## [Stated goal]
Copy every line that mentions the word "ylabel".

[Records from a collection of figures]
========
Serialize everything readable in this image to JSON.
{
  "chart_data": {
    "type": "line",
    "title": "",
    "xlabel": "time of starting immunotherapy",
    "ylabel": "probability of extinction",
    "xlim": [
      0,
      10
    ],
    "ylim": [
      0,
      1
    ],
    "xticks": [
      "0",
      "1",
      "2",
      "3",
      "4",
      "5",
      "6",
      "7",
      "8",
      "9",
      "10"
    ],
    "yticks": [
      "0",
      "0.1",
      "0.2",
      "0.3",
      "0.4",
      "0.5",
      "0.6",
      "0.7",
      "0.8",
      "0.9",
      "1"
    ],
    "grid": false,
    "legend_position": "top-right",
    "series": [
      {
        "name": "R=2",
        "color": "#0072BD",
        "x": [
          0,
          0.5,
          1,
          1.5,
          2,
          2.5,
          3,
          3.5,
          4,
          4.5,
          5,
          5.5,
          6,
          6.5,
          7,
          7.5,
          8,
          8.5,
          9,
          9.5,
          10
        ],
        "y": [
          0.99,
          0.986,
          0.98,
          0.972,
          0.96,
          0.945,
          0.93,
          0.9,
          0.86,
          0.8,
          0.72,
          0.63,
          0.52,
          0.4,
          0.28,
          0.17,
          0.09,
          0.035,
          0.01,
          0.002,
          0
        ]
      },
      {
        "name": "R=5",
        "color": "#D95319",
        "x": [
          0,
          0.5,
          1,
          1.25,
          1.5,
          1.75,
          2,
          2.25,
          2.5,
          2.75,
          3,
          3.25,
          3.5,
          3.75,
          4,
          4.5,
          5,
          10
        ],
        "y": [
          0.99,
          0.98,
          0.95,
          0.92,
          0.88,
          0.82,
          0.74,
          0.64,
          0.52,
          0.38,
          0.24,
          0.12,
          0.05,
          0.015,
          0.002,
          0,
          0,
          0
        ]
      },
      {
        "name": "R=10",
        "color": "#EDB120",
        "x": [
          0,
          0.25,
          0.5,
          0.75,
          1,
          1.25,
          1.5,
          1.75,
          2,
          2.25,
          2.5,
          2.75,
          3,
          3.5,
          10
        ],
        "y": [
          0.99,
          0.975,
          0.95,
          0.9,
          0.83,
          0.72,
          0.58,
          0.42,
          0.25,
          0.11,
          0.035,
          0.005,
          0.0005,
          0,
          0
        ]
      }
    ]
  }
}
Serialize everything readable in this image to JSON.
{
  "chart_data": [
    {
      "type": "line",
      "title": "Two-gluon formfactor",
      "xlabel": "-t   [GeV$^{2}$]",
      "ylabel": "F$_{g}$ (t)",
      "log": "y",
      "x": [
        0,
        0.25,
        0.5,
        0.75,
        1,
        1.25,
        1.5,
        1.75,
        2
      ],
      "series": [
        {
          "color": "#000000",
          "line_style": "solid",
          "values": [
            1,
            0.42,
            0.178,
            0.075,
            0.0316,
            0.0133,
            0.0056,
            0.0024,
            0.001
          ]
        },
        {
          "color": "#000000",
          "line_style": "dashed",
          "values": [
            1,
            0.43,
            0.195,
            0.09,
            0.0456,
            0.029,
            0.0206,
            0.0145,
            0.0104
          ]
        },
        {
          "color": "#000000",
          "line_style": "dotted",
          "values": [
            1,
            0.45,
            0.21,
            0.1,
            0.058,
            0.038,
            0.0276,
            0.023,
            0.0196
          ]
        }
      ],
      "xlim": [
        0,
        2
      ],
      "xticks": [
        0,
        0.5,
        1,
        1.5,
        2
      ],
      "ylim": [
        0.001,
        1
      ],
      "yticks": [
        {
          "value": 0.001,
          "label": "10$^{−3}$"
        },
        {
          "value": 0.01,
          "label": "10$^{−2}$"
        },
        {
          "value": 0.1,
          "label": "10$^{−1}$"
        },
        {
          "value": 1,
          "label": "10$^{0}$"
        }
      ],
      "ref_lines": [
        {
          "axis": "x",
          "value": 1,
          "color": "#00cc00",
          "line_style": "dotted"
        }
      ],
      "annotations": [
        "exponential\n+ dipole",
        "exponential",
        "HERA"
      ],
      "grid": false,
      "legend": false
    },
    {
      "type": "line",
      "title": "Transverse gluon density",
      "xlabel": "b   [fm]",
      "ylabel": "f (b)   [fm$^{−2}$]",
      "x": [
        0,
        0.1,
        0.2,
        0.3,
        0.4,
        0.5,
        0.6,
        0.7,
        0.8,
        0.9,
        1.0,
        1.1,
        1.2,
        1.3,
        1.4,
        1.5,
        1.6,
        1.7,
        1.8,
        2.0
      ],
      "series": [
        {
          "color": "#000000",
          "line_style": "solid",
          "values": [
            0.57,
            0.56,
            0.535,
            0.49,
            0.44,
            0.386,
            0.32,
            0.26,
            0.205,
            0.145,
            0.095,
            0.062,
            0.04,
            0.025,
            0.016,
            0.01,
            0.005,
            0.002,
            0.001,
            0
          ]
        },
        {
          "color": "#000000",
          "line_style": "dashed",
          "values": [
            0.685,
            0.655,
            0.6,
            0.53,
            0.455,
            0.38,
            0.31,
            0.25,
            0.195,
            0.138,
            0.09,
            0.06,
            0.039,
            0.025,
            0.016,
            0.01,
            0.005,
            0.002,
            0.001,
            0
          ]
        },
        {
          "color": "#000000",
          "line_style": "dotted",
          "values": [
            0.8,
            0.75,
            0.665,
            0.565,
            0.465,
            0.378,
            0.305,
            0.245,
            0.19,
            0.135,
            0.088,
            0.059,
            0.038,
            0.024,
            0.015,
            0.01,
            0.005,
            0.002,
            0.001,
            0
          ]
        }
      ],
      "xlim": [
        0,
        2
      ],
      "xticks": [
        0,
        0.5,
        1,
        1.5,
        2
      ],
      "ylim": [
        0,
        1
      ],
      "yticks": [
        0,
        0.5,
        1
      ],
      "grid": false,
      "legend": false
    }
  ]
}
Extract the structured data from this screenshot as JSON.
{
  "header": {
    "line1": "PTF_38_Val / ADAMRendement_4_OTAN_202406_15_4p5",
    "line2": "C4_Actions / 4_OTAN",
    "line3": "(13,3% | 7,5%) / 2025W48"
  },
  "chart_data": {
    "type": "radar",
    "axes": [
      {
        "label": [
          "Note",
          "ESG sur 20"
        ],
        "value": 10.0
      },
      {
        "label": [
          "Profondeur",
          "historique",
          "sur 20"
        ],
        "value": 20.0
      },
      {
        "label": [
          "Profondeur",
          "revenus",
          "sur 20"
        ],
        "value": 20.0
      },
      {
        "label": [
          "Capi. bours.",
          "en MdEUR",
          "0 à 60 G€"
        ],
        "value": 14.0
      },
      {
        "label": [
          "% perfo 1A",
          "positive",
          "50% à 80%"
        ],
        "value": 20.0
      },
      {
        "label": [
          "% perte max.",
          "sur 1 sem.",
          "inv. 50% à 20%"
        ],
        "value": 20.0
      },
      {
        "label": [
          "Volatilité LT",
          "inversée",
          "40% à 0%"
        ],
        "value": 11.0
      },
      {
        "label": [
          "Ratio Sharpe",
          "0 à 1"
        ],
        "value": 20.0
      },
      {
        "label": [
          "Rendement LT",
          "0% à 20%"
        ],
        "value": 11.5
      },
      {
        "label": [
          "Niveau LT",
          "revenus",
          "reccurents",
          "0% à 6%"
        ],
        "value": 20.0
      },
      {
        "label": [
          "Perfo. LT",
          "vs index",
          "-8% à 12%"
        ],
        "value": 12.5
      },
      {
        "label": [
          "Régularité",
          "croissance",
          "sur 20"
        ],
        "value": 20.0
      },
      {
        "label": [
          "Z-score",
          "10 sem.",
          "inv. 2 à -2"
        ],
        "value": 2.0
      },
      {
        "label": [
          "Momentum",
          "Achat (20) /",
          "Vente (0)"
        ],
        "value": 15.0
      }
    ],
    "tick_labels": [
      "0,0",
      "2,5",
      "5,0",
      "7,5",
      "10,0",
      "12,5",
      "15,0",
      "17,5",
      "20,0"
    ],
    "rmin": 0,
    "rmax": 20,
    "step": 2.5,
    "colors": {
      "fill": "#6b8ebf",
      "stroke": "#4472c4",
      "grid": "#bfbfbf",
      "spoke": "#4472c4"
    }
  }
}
========
## [Solution for this problem]
    "ylabel": "probability of extinction",
      "ylabel": "F$_{g}$ (t)",
      "ylabel": "f (b)   [fm$^{−2}$]",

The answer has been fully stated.